• WHAT YOU SHOULD DO: Only lines with the word "have" are needed; collect each of them from the listing below.

• ROWS:
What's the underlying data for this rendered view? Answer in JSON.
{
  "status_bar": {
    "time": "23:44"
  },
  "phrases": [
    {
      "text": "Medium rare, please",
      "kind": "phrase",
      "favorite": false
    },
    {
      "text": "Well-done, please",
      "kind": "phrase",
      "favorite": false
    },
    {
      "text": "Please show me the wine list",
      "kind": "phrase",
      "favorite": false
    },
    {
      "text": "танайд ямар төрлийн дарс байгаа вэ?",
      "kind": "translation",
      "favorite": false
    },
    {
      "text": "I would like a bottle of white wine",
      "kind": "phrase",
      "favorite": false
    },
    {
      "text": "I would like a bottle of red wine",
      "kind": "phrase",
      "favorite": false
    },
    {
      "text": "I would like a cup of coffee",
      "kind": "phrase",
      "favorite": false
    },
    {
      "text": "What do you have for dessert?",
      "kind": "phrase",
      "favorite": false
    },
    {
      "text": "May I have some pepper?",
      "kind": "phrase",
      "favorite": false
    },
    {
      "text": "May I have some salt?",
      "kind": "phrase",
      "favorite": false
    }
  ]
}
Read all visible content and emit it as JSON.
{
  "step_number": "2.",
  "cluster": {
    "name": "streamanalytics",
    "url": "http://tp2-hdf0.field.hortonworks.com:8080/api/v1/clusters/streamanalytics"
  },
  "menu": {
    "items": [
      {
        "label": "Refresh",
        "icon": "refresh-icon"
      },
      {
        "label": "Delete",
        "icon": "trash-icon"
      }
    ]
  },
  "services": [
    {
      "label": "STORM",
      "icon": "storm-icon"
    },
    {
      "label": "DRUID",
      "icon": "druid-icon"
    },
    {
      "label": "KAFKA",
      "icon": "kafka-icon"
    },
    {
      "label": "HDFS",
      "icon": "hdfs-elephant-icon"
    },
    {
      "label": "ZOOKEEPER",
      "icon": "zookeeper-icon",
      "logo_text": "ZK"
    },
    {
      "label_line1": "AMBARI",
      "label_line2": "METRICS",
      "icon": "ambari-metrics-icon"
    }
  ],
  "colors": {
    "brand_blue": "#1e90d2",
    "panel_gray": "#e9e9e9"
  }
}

• COMPLETE OUTPUT:
      "text": "What do you have for dessert?",
      "text": "May I have some pepper?",
      "text": "May I have some salt?",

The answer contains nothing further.